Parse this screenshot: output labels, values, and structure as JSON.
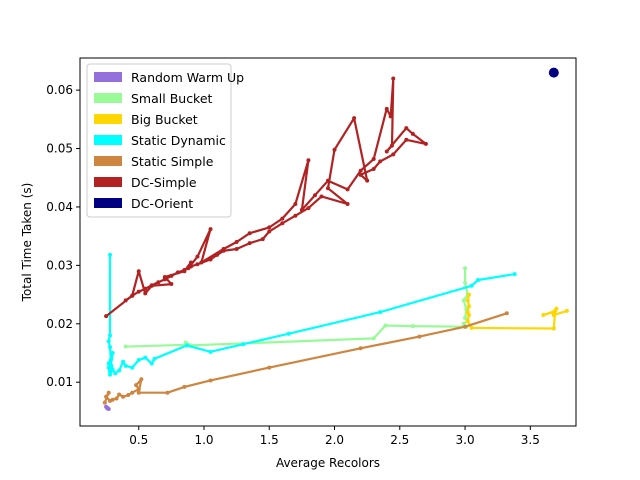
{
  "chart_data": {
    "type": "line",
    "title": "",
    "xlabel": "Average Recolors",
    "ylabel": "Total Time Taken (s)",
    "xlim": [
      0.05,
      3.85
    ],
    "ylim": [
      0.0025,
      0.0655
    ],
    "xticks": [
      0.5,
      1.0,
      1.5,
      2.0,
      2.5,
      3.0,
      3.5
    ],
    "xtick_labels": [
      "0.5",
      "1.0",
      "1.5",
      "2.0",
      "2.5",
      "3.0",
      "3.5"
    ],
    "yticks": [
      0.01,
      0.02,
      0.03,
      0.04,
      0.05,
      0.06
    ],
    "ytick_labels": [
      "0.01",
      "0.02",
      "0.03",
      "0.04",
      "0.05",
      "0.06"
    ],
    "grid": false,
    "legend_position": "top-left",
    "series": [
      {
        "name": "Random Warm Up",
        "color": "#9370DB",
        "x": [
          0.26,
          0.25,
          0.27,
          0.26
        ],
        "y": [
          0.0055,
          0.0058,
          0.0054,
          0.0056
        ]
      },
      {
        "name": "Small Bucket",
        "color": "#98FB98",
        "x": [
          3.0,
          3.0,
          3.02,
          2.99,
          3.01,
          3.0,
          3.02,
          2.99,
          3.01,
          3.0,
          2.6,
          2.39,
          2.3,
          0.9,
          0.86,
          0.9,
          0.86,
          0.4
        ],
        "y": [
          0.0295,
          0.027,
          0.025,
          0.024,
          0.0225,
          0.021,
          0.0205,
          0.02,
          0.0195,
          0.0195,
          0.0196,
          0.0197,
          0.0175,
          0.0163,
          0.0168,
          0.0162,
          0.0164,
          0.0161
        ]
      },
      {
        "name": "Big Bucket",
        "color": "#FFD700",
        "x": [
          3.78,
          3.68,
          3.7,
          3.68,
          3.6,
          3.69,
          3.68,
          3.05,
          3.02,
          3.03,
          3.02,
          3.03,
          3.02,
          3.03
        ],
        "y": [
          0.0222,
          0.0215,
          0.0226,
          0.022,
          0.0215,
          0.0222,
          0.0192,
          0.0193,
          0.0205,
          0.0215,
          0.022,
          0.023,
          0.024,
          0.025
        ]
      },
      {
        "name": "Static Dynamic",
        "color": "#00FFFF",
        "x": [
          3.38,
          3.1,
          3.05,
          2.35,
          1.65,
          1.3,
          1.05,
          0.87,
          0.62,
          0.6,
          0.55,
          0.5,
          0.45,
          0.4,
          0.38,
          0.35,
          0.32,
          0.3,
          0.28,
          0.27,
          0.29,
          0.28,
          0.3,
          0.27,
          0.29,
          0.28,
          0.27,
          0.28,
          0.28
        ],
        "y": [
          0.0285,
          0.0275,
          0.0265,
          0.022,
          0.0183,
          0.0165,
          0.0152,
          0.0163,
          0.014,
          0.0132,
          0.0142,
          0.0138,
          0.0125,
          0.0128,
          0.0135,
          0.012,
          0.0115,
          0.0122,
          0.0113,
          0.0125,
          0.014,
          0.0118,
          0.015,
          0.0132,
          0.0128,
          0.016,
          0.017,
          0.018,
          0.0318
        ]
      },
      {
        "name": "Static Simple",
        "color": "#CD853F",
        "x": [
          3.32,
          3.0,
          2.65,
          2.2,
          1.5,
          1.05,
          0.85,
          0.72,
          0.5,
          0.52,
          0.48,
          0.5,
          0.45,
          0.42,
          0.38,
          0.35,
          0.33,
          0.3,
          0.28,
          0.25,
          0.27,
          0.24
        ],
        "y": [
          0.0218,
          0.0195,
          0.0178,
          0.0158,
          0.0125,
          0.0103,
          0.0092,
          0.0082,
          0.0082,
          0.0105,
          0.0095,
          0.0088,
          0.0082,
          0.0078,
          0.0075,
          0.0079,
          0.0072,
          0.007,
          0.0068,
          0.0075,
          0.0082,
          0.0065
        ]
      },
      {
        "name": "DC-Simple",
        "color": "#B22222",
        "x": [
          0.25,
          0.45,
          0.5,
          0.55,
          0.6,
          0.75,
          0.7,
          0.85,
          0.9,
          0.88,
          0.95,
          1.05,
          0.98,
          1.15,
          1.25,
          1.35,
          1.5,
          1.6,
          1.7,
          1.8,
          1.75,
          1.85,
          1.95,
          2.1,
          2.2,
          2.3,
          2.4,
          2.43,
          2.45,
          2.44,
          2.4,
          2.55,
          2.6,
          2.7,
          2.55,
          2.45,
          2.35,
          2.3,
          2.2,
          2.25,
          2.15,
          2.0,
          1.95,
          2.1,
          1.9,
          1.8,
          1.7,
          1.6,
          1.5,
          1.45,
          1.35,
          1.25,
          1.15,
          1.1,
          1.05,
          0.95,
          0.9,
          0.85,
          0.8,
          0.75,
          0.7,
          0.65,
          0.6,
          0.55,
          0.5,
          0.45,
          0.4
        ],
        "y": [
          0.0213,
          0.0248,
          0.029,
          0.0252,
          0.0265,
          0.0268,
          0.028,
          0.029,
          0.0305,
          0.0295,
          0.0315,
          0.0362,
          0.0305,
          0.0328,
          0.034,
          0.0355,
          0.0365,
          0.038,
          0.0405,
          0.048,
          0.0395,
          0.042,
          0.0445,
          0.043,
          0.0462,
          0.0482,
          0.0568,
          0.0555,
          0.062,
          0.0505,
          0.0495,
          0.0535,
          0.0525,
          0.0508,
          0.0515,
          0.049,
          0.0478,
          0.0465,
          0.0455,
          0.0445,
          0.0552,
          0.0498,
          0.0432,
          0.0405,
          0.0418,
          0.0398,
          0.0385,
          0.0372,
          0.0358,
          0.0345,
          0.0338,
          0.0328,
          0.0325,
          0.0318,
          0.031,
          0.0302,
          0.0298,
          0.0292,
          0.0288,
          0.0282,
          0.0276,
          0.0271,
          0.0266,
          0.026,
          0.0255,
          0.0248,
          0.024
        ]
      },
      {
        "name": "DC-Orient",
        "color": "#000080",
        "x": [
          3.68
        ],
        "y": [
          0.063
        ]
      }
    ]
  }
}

■ ■ ■

**WHAT THE TASK ASKS:**
Gather all the lines that include the word "Static" and copy them out.

**RESULT OF THIS TASK:**
        "name": "Static Dynamic",
        "name": "Static Simple",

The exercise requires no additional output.